- WHAT YOU WILL DO
Extract each line bearing the word "смесью".

Entries from a dataset:
>> BEGIN

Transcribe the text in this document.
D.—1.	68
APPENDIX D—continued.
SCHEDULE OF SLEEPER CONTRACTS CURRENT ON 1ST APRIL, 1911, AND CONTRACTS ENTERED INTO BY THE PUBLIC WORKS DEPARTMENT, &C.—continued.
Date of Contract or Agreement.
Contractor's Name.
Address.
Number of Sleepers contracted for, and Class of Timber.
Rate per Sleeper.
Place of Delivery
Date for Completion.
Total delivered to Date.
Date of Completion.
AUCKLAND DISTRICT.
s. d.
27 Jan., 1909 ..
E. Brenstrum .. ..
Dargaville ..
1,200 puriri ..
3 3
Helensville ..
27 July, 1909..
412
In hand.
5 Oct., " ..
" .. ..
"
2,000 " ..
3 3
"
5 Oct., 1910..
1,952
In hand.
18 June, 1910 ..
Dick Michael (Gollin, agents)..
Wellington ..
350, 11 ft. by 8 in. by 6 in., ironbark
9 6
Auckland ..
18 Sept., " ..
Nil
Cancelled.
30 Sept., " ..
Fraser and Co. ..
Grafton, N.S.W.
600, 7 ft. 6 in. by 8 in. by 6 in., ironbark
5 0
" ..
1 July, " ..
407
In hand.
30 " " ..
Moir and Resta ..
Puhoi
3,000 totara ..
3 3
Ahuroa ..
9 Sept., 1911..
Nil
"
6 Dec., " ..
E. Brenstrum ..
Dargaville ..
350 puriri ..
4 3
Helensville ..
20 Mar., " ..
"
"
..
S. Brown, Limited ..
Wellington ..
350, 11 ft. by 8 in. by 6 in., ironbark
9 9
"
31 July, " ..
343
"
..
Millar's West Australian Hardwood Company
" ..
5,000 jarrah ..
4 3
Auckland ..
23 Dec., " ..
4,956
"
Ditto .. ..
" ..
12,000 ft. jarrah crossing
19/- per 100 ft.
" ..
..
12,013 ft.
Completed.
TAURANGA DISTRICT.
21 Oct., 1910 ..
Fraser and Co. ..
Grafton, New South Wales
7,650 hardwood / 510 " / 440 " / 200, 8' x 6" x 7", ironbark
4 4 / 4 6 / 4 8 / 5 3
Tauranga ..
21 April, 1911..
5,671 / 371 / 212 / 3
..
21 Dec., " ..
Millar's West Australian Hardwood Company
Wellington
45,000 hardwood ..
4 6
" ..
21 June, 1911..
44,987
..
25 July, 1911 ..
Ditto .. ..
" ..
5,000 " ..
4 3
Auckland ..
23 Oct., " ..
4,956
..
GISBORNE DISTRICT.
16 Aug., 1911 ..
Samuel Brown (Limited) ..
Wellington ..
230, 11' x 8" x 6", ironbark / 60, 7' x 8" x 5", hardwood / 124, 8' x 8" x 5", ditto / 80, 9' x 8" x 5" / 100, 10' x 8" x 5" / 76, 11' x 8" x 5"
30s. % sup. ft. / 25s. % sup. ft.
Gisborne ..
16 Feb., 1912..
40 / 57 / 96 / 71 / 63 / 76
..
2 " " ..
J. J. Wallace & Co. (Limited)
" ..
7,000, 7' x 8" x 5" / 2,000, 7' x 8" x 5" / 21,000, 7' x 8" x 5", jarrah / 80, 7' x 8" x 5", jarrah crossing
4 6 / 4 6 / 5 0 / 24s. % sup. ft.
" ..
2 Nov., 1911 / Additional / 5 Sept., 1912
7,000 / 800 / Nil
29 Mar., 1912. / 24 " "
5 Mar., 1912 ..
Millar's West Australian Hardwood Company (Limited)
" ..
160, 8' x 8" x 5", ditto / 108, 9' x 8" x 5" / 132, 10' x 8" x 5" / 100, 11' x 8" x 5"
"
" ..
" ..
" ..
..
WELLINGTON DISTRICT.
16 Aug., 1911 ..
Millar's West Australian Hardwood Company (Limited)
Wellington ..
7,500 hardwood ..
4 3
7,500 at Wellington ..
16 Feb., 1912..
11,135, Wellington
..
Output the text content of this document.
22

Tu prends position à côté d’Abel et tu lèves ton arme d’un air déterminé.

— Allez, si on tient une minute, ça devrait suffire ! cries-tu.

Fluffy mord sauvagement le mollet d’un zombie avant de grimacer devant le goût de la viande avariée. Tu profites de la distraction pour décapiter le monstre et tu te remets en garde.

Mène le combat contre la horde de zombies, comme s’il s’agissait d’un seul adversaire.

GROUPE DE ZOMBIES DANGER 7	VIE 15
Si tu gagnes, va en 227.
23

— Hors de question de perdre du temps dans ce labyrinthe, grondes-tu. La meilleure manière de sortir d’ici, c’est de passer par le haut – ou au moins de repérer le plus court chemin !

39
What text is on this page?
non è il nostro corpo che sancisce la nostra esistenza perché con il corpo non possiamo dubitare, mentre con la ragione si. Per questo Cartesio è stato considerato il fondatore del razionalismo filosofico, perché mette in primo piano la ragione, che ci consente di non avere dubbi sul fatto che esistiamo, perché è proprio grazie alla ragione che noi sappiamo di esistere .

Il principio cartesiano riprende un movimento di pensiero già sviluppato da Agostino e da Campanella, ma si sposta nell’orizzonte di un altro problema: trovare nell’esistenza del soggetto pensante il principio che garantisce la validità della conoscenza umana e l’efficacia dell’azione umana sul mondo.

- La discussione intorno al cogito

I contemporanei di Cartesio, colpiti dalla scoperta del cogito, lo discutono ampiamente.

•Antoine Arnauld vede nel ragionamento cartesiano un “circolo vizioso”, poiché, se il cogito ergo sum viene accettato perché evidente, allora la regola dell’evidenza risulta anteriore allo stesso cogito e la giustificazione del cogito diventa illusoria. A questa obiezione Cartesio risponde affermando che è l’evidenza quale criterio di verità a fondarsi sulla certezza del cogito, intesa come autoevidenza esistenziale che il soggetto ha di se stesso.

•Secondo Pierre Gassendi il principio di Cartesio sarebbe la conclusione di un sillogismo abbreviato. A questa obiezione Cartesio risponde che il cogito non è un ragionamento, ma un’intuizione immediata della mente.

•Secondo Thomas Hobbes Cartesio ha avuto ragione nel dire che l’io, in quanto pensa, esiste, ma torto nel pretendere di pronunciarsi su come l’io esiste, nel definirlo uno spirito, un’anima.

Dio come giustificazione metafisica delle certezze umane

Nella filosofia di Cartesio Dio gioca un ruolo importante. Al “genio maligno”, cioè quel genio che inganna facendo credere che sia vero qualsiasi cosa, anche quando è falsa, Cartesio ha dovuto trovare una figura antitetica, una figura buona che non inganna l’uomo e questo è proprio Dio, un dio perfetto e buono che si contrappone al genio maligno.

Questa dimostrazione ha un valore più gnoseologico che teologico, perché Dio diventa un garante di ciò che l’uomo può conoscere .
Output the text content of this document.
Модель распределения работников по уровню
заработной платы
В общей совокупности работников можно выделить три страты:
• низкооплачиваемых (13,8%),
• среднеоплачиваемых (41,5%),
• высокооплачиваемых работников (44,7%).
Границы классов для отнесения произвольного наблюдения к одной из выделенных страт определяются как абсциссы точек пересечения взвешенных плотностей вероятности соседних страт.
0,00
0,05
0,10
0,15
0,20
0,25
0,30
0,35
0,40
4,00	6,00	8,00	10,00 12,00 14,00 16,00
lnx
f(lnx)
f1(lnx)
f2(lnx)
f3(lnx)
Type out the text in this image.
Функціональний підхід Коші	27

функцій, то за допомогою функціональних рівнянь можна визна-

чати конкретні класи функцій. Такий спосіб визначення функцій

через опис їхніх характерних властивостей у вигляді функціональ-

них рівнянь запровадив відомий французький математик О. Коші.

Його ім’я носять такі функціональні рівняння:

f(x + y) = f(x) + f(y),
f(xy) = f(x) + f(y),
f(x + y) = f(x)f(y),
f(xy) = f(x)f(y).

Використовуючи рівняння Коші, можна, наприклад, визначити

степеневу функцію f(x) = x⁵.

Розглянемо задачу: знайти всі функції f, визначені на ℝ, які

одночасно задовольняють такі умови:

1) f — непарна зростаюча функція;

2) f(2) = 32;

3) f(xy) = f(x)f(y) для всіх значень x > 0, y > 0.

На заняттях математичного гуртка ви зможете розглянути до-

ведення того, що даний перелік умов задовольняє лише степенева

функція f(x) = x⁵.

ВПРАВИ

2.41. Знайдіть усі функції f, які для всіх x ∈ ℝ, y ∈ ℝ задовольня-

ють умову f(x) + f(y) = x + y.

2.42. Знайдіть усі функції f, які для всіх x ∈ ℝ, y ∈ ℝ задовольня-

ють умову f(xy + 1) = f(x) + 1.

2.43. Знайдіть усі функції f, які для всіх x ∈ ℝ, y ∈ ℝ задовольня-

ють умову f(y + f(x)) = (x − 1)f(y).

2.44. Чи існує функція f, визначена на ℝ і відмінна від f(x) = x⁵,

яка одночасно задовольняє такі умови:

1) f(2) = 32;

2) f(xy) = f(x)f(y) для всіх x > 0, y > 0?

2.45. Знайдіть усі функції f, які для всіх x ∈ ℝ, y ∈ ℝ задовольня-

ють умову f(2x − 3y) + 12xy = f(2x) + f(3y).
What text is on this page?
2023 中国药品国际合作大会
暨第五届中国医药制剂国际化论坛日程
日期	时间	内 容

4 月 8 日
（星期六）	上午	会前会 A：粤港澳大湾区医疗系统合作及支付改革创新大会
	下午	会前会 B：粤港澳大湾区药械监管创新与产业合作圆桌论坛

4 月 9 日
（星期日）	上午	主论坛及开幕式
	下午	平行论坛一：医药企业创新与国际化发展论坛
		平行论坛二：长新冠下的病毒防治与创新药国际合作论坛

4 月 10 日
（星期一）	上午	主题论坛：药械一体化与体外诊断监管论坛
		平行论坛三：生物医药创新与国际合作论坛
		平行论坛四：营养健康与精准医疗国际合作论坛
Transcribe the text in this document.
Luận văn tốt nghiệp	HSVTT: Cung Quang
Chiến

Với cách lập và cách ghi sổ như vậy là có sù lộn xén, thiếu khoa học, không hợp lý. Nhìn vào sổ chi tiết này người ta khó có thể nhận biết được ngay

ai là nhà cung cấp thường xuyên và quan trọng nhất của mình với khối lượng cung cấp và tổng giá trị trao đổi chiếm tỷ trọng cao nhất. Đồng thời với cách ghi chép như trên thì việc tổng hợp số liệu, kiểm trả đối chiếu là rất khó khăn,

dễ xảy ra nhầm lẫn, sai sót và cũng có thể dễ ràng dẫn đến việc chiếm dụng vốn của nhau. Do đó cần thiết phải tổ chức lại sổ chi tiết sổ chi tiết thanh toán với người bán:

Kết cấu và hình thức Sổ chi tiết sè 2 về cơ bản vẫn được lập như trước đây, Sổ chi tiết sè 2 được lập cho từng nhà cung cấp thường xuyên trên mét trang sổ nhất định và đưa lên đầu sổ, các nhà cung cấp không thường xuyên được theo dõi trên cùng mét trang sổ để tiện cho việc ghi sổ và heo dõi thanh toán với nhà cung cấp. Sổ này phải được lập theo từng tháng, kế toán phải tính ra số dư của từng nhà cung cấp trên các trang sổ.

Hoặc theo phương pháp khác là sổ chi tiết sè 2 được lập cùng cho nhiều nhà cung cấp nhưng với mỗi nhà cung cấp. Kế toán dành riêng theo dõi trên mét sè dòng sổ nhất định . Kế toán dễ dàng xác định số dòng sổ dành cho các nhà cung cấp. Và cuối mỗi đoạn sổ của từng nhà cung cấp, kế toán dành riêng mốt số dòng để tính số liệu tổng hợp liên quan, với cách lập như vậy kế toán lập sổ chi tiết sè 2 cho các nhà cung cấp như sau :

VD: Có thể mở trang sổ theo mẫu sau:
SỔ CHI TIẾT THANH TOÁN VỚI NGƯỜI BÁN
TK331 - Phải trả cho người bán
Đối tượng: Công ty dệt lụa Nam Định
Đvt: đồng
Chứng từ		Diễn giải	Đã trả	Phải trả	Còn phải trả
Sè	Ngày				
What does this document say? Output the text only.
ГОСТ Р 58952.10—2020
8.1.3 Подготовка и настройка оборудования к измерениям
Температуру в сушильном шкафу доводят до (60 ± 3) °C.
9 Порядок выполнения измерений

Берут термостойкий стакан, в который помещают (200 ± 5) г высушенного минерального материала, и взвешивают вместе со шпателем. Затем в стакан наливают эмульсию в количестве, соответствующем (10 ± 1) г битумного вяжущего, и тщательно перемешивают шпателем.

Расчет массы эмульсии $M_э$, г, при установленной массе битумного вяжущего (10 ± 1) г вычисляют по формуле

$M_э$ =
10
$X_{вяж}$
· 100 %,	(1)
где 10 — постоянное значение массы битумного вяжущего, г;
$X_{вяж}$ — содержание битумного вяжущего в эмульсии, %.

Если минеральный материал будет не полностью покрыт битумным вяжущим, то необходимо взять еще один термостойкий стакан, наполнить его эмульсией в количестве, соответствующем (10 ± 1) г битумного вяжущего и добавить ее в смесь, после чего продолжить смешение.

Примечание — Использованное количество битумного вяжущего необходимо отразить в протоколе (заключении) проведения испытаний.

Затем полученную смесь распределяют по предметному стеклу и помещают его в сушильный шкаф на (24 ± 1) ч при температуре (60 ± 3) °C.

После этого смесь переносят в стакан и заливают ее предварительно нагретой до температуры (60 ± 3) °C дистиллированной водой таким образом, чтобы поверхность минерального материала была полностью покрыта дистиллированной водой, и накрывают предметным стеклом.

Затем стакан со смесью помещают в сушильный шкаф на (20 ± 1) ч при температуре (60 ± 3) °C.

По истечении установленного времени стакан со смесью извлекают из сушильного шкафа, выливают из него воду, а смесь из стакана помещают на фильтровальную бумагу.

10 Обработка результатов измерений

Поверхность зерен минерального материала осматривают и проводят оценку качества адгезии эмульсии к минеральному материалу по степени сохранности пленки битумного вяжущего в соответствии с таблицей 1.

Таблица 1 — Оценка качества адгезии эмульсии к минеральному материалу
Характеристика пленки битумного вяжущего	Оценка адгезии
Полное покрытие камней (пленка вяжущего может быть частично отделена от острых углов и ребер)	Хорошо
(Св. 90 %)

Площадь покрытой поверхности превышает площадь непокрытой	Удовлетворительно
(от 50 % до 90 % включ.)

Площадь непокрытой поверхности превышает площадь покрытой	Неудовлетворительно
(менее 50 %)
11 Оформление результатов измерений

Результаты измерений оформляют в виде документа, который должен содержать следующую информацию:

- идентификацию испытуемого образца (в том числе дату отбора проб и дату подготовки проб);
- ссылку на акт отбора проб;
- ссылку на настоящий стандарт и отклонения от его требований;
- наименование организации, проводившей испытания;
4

>> END

- THE COMPLETED TASK
Затем стакан со смесью помещают в сушильный шкаф на (20 ± 1) ч при температуре (60 ± 3) °C.
По истечении установленного времени стакан со смесью извлекают из сушильного шкафа, выливают из него воду, а смесь из стакана помещают на фильтровальную бумагу.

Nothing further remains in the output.